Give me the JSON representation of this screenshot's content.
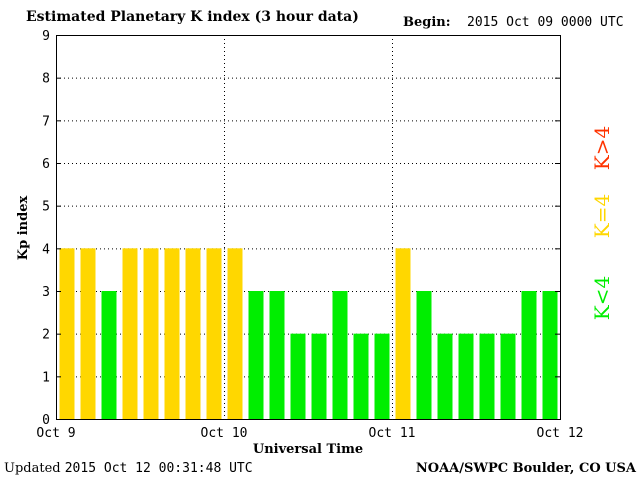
{
  "header": {
    "title": "Estimated Planetary K index (3 hour data)",
    "begin_label": "Begin:",
    "begin_value": "2015 Oct 09 0000 UTC"
  },
  "footer": {
    "updated_label": "Updated",
    "updated_value": "2015 Oct 12 00:31:48 UTC",
    "credit": "NOAA/SWPC Boulder, CO USA"
  },
  "colors": {
    "green": "#00ee00",
    "yellow": "#ffd700",
    "red": "#ff3300"
  },
  "legend": [
    {
      "label": "K<4",
      "color": "#00ee00"
    },
    {
      "label": "K=4",
      "color": "#ffd700"
    },
    {
      "label": "K>4",
      "color": "#ff3300"
    }
  ],
  "chart_data": {
    "type": "bar",
    "title": "Estimated Planetary K index (3 hour data)",
    "xlabel": "Universal Time",
    "ylabel": "Kp index",
    "ylim": [
      0,
      9
    ],
    "yticks": [
      "0",
      "1",
      "2",
      "3",
      "4",
      "5",
      "6",
      "7",
      "8",
      "9"
    ],
    "xticks": [
      "Oct 9",
      "Oct 10",
      "Oct 11",
      "Oct 12"
    ],
    "grid": true,
    "values": [
      4,
      4,
      3,
      4,
      4,
      4,
      4,
      4,
      4,
      3,
      3,
      2,
      2,
      3,
      2,
      2,
      4,
      3,
      2,
      2,
      2,
      2,
      3,
      3
    ]
  }
}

# # # # # # #

- **Requirements**
Strip out the images, then output the records above word for word.

- **Solution**
Give me the JSON representation of this screenshot's content.
{
  "header": {
    "title": "Estimated Planetary K index (3 hour data)",
    "begin_label": "Begin:",
    "begin_value": "2015 Oct 09 0000 UTC"
  },
  "footer": {
    "updated_label": "Updated",
    "updated_value": "2015 Oct 12 00:31:48 UTC",
    "credit": "NOAA/SWPC Boulder, CO USA"
  },
  "colors": {
    "green": "#00ee00",
    "yellow": "#ffd700",
    "red": "#ff3300"
  },
  "legend": [
    {
      "label": "K<4",
      "color": "#00ee00"
    },
    {
      "label": "K=4",
      "color": "#ffd700"
    },
    {
      "label": "K>4",
      "color": "#ff3300"
    }
  ],
  "chart_data": {
    "type": "bar",
    "title": "Estimated Planetary K index (3 hour data)",
    "xlabel": "Universal Time",
    "ylabel": "Kp index",
    "ylim": [
      0,
      9
    ],
    "yticks": [
      "0",
      "1",
      "2",
      "3",
      "4",
      "5",
      "6",
      "7",
      "8",
      "9"
    ],
    "xticks": [
      "Oct 9",
      "Oct 10",
      "Oct 11",
      "Oct 12"
    ],
    "grid": true,
    "values": [
      4,
      4,
      3,
      4,
      4,
      4,
      4,
      4,
      4,
      3,
      3,
      2,
      2,
      3,
      2,
      2,
      4,
      3,
      2,
      2,
      2,
      2,
      3,
      3
    ]
  }
}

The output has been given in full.